Problem set >>
**1)** Do these statements agree with the forum comments? Answer yes or no for each, and quote the words of the comments that decide it.
(a) The writer says the ideas described are the writer's own invention.
(b) In the writer's software, each configuration item is a list.
(c) JaredOfEuropa endorses the tone of the post being answered.
**2)** Using the forum comments, answer each question on its own line, marked to match:
(a) According to the writer, what do users often think should be easy for programmers to do?
(b) What word does the writer add wherever a configured value is used?
(c) At what age does JaredOfEuropa say it can be very hard to find a job as a professional?
**3)** How would you sum up the forum comments in exactly two sentences?

Reading text >>

    What about the current process or tools is frustrating for you, or slows you down?

    Pretending *anything* is possible, what would your impossible wishes be for this?

    The second question often elicits ideas that allow the programmer to say "I can do that, that's easy". Then you begin to glow with heavenly lights because they thought their wish couldn't possibly be granted. Truly, I've done EASY programming tasks that have garnered me a reputation for being able to do the impossible, simply by asking the users what impossible features they wish I could provide. Their conception of what's easy and what's impossible is totally unrelated to what a good programmer can actually do. (You've probably noticed users often think it should be easy for us to do something that's actually nearly impossible. The flip side of that same ignorance is that they think we can't do stuff that we can actually do pretty easily.)

    I didn't come up with any of this myself, these aren't my genius ideas and I wouldn't expect anyone else to think of these things. These are things I've been taught along the way, and I wouldn't expect another programmer to think of them, until they are also taught these ideas.

    One more thought, or set of thoughts about foreseeing requirements. I was also taught that you can, fairly easily, plan for and program for future requirements without knowing what those future requirements will be. There are two major ways of doing that, both closely related. One is to avoid hardcoding unnecessary limitations. As an example, configuration for my software never has the user provide a configuration value. Instead, each configuration item is a LIST. If my software can send email notifications, it isn't configured with an email address to send to, it's configured with a list of email addreses. If it can read from a data file, it can read from a list of data files, etc. In the code, the added flexibility requires just this additional code:
    foreach {
    }
    That's it. Just "foreach" whenever a configured value is used makes the whole system far more flexible. This is an example of not ar

  4. Re:Focus on a few key things by JaredOfEuropa · · Score: 4, Interesting
    While I don't endorse the tone, I do agree somewhat with the sentiment of this. Depending on your field and your location, it can be very hard to find a job as a 45+ year old professional, and not just in IT: there's a few other professions which are not in hot demand right now, with a lot of older experienced people looking for jobs. It may be somewhat true that people with extensive professional networks always get hired, but that certainly doesn't equate to "the good ones will always find work", and by extension "it's your own fault if you can't find any work"

Given information >>
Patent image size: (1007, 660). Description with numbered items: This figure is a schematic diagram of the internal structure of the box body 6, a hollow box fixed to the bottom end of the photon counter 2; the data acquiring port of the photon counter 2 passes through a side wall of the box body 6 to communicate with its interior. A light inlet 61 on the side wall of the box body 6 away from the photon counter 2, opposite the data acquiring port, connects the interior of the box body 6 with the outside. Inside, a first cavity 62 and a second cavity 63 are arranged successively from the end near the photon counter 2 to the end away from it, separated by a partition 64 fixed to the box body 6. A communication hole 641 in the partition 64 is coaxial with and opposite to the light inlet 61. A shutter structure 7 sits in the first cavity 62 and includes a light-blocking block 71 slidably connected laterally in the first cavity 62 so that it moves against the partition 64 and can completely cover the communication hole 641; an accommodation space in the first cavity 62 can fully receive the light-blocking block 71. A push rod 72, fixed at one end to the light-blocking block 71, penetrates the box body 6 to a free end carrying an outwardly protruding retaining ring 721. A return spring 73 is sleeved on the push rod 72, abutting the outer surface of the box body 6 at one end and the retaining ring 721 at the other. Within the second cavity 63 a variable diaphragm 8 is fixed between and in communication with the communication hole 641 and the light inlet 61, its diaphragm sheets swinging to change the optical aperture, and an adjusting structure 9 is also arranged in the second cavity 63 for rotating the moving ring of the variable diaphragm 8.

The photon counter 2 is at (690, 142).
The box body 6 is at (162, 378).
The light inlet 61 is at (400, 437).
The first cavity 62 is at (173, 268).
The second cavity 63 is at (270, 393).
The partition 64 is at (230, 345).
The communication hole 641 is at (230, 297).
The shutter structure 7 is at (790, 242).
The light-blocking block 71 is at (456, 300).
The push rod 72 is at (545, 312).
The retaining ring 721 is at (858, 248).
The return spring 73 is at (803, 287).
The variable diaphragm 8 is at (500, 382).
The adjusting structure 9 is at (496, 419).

Results for each task >>
**1)**
(a) No: "I didn't come up with any of this myself, these aren't my genius ideas"
(b) Yes: "Instead, each configuration item is a LIST."
(c) No: "While I don't endorse the tone"

**2)**
(a) Something that is actually nearly impossible.
(b) "foreach"
(c) 45 and older.

**3)** The first comment says that asking users what impossible features they wish for often brings up tasks that are easy to do, and that a programmer can plan for unknown future requirements by making each configuration item a list instead of a single value. In a reply, JaredOfEuropa does not endorse the tone of the post being answered but agrees that, depending on field and location, a professional aged 45 or older can find it very hard to get a job.